Search the listing below for the string "JSON" and show each line that contains it.

-- BEGIN Given information --

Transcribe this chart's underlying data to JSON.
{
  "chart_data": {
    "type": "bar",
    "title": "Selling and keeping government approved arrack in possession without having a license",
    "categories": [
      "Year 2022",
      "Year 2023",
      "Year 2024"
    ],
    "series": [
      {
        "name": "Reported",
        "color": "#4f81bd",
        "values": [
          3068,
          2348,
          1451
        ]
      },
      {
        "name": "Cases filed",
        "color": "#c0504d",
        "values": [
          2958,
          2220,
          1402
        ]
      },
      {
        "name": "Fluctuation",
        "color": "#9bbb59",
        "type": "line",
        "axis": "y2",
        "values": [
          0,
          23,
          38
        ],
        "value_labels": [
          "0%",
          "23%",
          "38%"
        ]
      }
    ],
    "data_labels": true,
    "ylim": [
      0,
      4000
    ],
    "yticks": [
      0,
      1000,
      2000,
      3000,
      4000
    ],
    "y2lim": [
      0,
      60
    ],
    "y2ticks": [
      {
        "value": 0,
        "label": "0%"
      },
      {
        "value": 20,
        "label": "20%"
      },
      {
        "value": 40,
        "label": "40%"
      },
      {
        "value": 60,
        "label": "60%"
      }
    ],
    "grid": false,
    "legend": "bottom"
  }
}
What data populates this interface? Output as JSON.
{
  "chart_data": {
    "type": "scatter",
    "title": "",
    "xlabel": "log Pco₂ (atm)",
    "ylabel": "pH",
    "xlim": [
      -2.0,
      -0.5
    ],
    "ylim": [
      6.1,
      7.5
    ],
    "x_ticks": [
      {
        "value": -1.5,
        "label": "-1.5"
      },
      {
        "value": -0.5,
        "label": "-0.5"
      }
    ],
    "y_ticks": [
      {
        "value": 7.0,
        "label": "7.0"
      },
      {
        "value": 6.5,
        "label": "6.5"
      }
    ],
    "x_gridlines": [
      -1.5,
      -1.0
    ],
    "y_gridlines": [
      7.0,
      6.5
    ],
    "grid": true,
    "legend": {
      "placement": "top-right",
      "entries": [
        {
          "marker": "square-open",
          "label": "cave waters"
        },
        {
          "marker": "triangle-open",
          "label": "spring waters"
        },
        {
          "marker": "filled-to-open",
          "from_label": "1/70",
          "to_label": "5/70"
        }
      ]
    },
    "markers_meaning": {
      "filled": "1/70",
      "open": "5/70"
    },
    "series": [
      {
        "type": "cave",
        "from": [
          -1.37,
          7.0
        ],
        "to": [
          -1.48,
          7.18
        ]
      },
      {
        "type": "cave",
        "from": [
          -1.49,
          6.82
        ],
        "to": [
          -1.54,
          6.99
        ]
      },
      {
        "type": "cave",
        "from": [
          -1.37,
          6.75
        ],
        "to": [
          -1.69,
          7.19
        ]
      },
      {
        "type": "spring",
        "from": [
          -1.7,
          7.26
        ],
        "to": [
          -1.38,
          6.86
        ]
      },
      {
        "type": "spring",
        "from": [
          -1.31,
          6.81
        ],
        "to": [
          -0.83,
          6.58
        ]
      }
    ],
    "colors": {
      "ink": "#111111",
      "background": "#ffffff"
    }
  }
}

-- END Given information --

Finished task
Transcribe this chart's underlying data to JSON.
What data populates this interface? Output as JSON.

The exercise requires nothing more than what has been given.